TASK REQUIREMENTS
Pick out each line of the records in which the word "star" appears.

————————

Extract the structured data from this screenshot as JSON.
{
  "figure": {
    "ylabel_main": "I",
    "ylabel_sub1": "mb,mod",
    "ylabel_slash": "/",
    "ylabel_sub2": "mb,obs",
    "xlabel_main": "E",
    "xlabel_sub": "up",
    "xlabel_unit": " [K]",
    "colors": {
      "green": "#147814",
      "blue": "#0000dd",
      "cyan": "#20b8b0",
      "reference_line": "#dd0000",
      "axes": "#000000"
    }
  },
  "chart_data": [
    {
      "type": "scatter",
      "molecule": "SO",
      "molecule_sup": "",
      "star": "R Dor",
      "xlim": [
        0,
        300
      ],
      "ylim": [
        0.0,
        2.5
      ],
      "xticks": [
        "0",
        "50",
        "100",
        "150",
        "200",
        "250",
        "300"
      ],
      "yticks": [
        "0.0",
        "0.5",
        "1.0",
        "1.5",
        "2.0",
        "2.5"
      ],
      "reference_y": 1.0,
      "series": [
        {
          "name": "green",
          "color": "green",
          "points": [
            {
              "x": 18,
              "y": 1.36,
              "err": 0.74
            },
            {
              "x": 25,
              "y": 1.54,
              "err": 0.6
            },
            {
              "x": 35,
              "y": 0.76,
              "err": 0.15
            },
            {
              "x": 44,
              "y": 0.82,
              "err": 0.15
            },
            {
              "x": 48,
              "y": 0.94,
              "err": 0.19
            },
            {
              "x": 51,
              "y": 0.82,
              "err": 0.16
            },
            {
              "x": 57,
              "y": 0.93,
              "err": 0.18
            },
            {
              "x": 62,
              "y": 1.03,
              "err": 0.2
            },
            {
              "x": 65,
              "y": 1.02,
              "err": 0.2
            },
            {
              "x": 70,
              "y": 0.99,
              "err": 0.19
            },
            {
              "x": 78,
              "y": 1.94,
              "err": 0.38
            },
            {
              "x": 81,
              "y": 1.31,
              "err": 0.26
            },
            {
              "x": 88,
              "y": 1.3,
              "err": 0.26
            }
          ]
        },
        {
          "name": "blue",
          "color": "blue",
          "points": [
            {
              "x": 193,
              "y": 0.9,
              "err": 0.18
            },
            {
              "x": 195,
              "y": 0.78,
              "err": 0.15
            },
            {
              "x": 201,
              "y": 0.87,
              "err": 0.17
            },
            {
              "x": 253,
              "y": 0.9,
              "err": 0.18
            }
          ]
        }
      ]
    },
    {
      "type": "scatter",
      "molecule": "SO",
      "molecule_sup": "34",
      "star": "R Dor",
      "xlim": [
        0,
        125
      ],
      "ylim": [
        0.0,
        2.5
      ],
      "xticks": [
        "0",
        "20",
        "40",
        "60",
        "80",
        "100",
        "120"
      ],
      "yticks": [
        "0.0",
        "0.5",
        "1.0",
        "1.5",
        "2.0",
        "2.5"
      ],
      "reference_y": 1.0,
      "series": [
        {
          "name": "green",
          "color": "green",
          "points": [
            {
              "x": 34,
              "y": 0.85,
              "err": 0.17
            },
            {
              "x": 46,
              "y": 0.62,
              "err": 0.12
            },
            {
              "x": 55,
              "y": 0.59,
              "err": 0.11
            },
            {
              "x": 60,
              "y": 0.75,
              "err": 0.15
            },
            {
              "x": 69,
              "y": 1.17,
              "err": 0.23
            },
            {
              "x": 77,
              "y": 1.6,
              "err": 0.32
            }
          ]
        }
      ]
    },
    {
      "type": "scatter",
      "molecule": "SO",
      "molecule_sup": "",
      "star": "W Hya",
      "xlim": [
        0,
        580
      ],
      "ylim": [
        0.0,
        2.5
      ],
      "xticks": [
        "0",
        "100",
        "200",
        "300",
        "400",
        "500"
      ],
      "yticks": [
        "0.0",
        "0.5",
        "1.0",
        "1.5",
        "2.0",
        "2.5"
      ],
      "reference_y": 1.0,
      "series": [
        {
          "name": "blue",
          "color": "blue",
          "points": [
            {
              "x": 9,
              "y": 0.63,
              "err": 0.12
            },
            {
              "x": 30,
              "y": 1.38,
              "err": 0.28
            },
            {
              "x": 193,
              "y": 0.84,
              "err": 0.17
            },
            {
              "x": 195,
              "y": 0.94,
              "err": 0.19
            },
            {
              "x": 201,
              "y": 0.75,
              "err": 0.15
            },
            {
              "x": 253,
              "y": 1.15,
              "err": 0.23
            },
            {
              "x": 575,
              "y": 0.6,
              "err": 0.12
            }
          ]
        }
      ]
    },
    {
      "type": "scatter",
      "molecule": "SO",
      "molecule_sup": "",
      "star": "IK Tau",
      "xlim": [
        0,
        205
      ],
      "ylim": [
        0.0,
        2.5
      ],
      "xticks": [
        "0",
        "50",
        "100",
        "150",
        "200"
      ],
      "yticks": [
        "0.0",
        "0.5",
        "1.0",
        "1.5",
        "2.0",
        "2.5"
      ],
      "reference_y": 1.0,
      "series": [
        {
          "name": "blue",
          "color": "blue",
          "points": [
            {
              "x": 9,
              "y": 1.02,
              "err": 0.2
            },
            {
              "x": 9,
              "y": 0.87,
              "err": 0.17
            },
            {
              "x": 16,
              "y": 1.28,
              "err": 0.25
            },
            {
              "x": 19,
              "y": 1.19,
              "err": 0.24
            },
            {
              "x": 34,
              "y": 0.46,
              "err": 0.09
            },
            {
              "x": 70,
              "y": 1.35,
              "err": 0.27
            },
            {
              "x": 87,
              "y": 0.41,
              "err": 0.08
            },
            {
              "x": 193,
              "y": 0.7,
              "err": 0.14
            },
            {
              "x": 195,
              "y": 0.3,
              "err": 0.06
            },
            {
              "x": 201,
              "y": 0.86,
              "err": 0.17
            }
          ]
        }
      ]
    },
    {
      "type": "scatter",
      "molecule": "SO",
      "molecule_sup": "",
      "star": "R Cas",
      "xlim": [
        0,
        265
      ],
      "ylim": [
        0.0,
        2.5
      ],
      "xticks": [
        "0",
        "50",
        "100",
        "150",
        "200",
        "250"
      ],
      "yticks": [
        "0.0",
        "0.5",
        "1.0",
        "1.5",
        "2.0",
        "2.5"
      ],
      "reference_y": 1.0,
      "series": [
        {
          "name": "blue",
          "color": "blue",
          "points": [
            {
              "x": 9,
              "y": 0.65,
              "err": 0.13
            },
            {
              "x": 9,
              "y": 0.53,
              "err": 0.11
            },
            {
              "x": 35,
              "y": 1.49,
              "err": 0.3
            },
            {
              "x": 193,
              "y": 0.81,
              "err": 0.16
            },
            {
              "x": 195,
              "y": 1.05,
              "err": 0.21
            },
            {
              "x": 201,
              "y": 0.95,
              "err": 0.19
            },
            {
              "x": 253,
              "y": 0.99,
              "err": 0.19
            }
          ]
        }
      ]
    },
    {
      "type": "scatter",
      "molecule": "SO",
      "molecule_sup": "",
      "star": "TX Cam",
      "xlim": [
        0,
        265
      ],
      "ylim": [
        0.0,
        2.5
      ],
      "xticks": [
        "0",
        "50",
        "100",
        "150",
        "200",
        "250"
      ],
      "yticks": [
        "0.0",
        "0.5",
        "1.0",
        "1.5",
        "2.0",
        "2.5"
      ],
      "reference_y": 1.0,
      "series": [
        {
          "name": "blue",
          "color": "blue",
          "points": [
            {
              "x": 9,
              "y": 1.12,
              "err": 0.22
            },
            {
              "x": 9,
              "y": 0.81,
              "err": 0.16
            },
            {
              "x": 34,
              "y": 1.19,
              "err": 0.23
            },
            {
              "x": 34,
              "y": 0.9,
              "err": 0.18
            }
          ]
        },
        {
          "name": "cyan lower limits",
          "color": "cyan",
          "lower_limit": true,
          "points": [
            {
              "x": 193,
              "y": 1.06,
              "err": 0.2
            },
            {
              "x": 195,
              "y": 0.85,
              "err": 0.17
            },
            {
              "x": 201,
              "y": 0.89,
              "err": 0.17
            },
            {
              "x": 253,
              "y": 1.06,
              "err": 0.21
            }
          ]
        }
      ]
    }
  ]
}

————————

WRITTEN SOLUTION
      "star": "R Dor",
      "star": "R Dor",
      "star": "W Hya",
      "star": "IK Tau",
      "star": "R Cas",
      "star": "TX Cam",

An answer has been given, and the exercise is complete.